▶ STATED GOAL
Where the string "from" occurs in the material below, report the whole line.

▶ TASK INPUTS

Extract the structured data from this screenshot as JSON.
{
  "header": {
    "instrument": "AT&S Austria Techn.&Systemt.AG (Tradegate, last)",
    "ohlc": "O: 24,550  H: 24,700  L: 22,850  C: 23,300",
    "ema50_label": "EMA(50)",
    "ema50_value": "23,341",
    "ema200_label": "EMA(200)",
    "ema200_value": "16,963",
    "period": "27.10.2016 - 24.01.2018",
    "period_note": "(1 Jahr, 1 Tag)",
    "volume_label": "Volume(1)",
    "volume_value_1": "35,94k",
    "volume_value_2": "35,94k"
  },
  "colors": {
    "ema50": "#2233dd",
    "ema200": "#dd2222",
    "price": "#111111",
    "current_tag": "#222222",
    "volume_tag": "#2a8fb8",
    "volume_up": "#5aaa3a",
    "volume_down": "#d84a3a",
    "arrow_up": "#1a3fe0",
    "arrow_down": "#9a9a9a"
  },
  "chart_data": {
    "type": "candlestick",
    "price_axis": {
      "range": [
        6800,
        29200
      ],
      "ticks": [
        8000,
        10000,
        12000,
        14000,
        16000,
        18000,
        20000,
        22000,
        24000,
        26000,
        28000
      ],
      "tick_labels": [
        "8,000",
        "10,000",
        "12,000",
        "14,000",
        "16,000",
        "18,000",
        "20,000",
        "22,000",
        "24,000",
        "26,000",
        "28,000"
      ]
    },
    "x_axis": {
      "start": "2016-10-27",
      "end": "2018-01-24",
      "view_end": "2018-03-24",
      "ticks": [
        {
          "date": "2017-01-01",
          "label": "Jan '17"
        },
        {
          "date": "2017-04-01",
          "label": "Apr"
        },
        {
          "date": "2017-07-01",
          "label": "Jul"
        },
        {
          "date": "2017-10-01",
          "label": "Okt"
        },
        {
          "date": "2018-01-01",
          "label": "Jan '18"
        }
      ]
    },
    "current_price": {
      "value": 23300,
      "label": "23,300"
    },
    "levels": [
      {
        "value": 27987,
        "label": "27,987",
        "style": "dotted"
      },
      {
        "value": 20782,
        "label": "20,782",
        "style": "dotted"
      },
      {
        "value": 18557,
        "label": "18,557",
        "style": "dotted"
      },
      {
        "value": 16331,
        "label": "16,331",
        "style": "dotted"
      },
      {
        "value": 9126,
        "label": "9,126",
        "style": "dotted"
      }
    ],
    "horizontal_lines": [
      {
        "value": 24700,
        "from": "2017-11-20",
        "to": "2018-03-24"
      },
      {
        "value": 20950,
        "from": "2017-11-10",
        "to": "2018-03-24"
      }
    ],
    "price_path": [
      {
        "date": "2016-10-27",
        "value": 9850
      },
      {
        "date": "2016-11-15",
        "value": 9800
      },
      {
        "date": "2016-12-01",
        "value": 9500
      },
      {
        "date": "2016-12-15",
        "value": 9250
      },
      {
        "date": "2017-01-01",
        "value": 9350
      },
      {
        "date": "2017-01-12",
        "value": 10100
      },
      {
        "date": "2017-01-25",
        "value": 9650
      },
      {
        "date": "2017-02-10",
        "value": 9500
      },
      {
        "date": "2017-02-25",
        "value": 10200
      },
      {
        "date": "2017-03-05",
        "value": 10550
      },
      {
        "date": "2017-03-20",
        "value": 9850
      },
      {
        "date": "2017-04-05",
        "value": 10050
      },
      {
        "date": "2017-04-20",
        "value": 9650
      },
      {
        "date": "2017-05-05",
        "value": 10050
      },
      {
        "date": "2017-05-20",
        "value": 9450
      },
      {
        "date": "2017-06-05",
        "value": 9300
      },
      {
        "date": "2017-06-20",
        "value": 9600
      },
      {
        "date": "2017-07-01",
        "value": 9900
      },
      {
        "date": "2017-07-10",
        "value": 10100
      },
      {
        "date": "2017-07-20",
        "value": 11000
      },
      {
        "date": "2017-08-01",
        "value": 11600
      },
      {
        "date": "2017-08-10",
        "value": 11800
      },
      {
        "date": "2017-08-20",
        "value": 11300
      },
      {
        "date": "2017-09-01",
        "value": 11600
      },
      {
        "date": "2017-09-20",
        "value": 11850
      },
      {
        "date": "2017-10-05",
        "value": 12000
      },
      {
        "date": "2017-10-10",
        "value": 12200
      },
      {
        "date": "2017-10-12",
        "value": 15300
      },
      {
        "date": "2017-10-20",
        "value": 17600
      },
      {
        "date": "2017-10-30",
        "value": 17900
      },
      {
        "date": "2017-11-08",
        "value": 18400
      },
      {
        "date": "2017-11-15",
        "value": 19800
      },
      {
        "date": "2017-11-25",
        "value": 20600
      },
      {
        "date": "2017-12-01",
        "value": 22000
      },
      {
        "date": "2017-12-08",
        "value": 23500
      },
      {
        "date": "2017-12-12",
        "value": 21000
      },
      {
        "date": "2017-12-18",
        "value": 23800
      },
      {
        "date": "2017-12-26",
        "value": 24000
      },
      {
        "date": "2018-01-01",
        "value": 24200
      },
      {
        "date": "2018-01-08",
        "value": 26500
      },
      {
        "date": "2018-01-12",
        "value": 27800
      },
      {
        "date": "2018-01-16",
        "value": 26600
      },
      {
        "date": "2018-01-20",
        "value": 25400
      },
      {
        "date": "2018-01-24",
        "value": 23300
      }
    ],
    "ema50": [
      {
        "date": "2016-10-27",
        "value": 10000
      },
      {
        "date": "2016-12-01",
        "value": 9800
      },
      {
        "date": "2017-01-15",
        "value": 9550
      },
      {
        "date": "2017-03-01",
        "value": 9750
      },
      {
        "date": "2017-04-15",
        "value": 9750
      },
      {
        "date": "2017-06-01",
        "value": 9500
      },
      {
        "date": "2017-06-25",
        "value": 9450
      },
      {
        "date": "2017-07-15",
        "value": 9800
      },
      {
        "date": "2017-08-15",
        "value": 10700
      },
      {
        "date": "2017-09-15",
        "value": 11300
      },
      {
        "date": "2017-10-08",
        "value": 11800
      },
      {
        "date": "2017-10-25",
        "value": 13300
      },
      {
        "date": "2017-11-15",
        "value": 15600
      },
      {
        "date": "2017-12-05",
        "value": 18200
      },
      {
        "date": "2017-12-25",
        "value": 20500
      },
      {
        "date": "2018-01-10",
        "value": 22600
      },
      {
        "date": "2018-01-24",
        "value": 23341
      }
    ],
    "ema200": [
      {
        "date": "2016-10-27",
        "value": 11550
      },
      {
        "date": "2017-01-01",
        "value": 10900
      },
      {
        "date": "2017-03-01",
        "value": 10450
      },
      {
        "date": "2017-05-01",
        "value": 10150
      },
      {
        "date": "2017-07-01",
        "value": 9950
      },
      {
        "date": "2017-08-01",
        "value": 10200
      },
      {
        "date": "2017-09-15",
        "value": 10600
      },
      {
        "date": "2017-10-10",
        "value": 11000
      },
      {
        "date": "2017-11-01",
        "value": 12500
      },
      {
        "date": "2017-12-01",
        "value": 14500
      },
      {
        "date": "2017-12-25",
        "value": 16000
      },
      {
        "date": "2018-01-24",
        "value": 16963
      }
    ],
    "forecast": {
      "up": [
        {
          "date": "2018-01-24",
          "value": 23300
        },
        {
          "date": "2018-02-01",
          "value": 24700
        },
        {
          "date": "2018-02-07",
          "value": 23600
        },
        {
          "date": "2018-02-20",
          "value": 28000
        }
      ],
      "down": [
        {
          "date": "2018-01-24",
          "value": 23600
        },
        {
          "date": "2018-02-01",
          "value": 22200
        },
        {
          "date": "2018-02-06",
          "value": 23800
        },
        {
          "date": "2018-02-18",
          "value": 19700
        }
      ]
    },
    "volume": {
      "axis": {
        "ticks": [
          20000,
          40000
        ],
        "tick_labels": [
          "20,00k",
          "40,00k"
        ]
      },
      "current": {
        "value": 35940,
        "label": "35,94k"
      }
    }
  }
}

▶ TASK OUTPUT
Extract the structured data from this screenshot as JSON.
        "from": "2017-11-20",
        "from": "2017-11-10",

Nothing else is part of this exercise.